-- start The data --

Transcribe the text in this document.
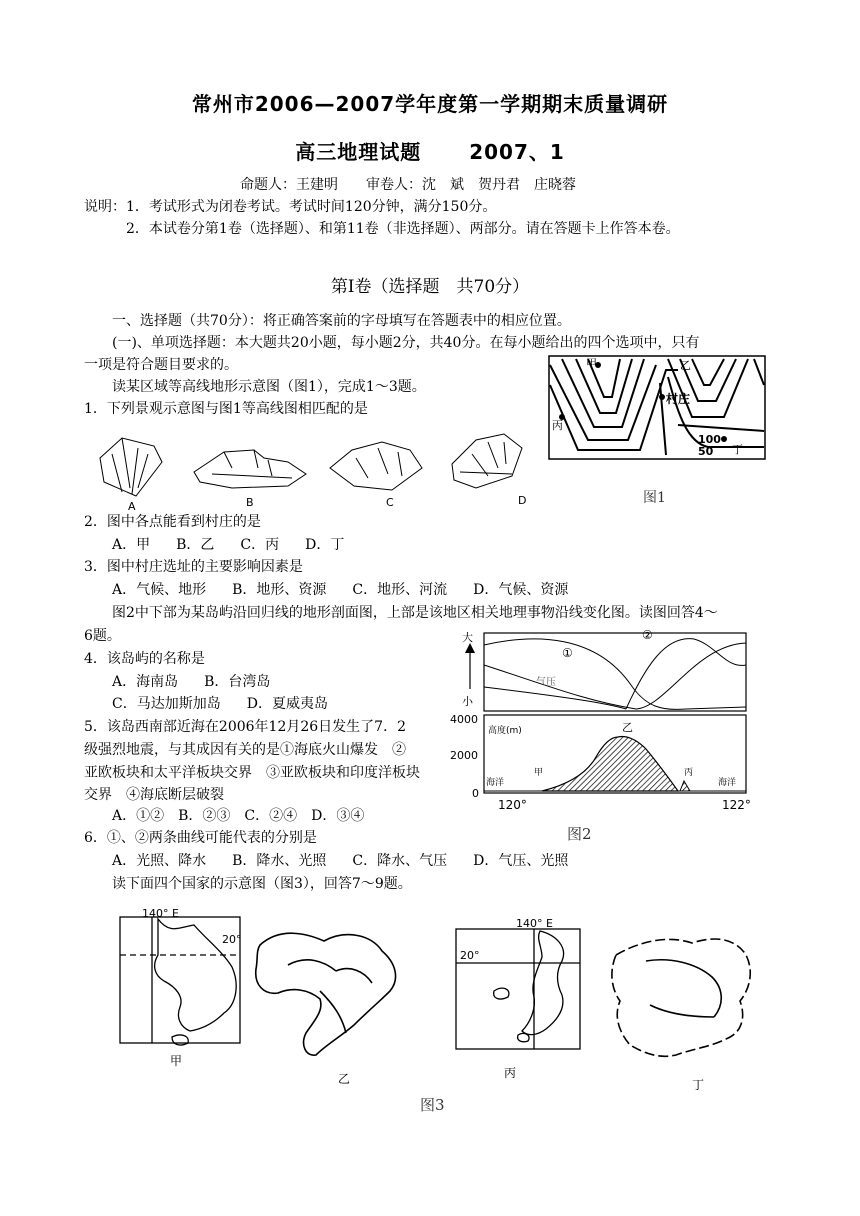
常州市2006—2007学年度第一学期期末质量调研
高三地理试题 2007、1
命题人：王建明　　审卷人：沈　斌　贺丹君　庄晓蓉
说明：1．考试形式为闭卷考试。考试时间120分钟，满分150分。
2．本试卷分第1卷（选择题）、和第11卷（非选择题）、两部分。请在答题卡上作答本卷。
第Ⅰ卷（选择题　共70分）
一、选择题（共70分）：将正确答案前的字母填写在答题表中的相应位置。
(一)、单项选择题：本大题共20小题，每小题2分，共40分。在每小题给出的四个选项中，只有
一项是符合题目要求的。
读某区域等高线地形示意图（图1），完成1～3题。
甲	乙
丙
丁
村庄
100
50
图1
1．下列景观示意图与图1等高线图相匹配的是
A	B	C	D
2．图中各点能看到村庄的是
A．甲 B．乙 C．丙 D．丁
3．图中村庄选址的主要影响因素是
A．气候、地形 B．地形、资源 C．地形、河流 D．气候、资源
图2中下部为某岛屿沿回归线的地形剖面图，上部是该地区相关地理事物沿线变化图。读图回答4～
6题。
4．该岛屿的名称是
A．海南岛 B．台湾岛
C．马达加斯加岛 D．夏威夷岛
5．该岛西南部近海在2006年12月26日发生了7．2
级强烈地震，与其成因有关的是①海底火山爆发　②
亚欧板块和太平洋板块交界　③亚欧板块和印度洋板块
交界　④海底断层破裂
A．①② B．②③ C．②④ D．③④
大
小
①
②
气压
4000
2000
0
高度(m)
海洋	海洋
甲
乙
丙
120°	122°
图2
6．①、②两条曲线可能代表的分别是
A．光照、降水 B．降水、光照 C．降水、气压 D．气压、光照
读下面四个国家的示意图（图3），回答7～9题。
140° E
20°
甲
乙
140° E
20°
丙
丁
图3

-- end The data --
-- start The data --

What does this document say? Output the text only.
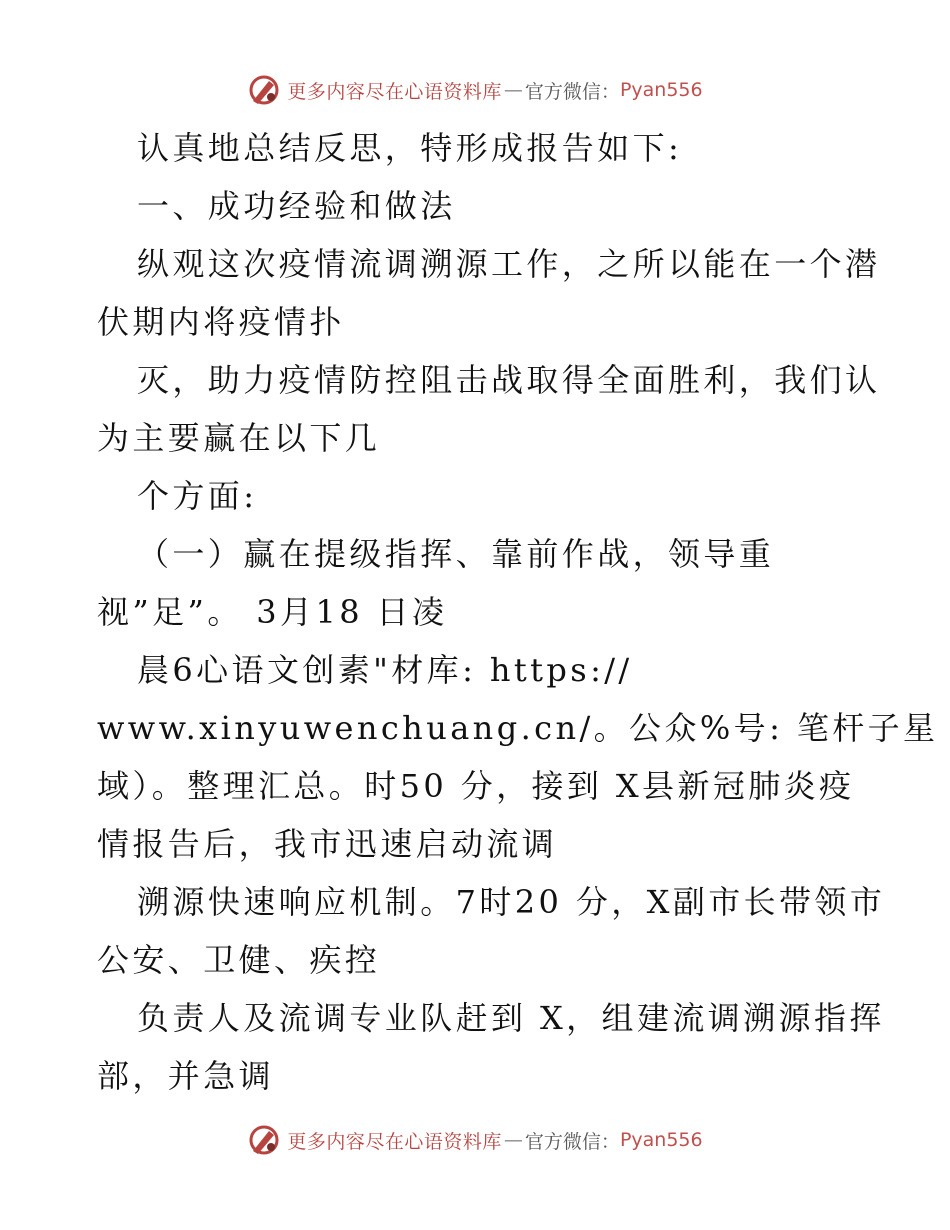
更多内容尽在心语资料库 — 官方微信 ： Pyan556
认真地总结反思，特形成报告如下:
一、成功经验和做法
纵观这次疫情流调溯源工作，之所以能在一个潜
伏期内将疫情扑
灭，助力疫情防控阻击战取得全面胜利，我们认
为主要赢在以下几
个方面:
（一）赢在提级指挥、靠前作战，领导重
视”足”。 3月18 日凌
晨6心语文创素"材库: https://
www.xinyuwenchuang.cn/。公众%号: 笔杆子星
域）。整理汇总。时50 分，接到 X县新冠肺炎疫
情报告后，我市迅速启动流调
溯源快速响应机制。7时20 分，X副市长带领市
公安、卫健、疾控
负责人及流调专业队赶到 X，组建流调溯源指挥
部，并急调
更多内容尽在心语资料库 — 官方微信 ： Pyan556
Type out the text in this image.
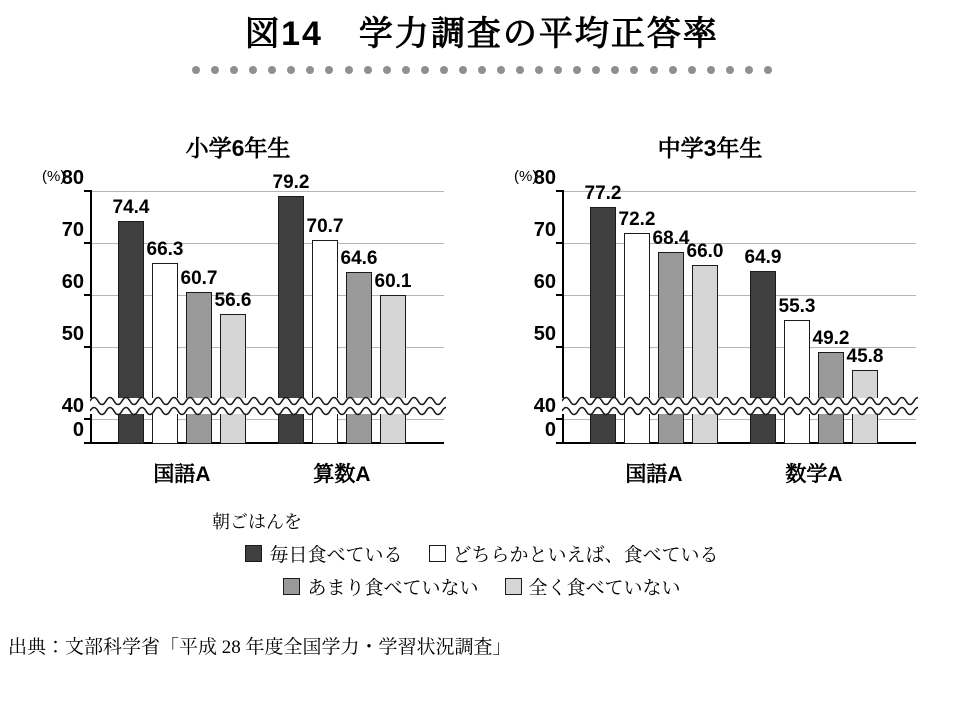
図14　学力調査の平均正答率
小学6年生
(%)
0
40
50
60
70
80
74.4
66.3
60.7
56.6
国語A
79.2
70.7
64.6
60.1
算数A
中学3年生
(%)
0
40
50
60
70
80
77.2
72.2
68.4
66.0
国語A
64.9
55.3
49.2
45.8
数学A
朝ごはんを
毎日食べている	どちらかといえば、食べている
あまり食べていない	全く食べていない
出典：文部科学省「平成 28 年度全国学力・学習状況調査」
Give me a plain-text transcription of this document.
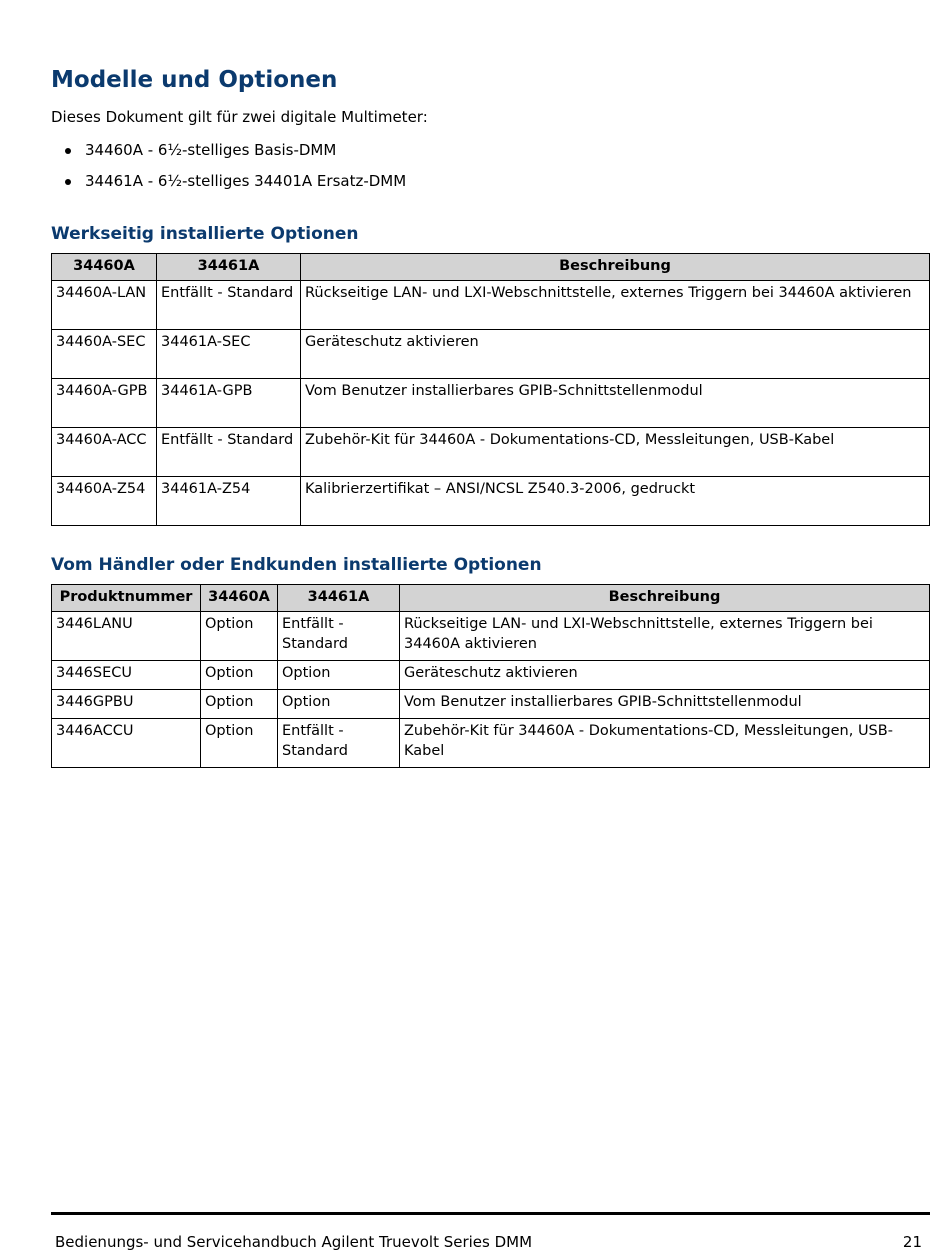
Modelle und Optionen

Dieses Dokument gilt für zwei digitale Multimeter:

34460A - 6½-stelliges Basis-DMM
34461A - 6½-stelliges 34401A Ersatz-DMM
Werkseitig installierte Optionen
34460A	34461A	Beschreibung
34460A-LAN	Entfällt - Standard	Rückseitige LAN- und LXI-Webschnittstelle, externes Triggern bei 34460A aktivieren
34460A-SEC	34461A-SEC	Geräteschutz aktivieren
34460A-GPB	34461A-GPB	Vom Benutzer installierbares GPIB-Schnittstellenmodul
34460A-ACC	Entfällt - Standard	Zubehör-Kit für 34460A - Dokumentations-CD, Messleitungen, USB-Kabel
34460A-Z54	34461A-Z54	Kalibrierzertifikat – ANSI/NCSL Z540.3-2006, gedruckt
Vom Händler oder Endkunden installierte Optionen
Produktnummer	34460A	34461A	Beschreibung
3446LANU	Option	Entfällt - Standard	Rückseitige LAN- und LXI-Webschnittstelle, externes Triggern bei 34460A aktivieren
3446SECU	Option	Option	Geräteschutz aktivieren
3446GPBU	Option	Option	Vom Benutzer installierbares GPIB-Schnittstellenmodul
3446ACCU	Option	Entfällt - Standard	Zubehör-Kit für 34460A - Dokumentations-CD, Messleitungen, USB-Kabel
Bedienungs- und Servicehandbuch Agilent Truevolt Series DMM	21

-- end The data --
-- start The data --

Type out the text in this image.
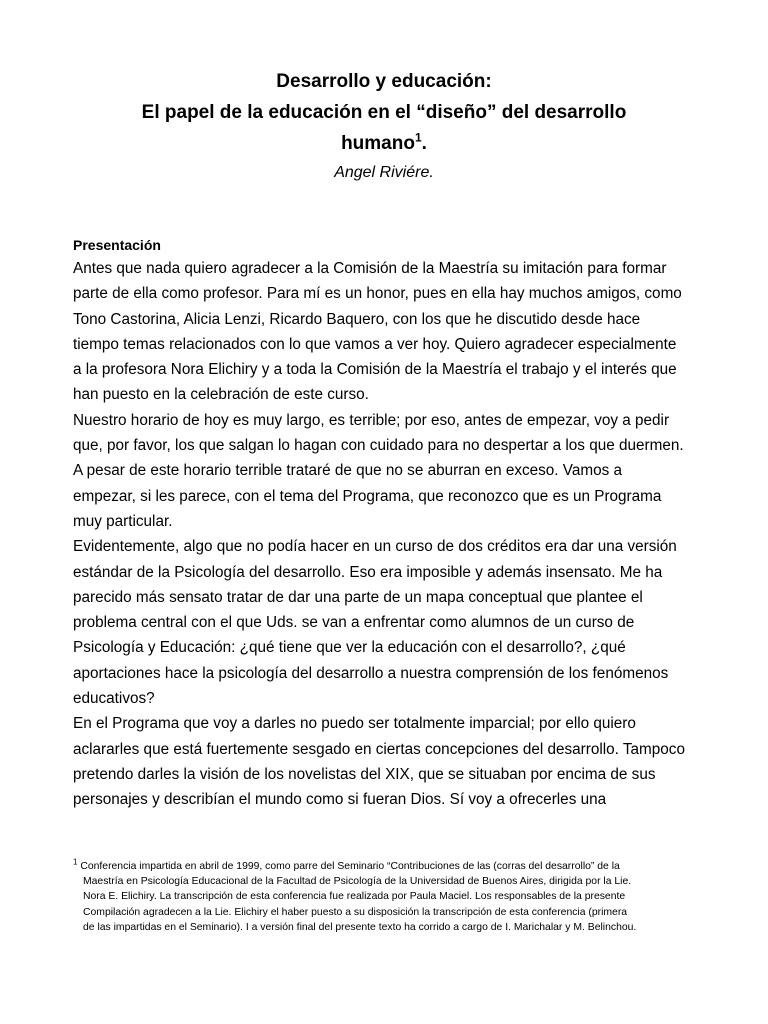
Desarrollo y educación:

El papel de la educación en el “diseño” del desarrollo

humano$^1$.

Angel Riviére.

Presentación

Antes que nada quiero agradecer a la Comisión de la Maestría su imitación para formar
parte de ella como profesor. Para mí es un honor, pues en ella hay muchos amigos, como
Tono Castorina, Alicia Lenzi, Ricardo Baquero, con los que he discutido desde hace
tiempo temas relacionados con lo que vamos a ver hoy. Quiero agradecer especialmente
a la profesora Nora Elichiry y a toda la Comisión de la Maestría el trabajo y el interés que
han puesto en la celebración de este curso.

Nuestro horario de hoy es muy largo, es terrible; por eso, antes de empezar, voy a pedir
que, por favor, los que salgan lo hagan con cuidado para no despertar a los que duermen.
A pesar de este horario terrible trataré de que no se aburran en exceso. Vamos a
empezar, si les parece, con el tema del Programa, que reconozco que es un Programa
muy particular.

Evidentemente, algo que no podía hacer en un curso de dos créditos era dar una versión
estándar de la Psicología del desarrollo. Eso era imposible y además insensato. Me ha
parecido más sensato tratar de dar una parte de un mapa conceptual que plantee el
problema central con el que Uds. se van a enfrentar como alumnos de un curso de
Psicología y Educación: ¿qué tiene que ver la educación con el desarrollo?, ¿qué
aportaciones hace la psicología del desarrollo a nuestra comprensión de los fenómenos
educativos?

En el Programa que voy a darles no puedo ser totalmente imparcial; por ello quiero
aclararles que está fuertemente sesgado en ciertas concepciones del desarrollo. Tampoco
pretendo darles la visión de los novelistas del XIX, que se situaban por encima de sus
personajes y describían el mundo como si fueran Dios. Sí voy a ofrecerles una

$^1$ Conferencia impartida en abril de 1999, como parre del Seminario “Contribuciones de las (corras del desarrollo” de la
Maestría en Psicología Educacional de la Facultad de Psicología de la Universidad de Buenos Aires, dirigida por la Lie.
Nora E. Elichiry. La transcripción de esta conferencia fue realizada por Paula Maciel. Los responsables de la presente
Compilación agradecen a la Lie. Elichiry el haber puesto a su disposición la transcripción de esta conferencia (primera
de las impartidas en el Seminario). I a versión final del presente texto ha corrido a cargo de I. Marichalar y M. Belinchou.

-- end The data --

Given instruction:
Using the listing, say how many lines include the word "Geräteschutz", and add nothing else.

Worked answer:
2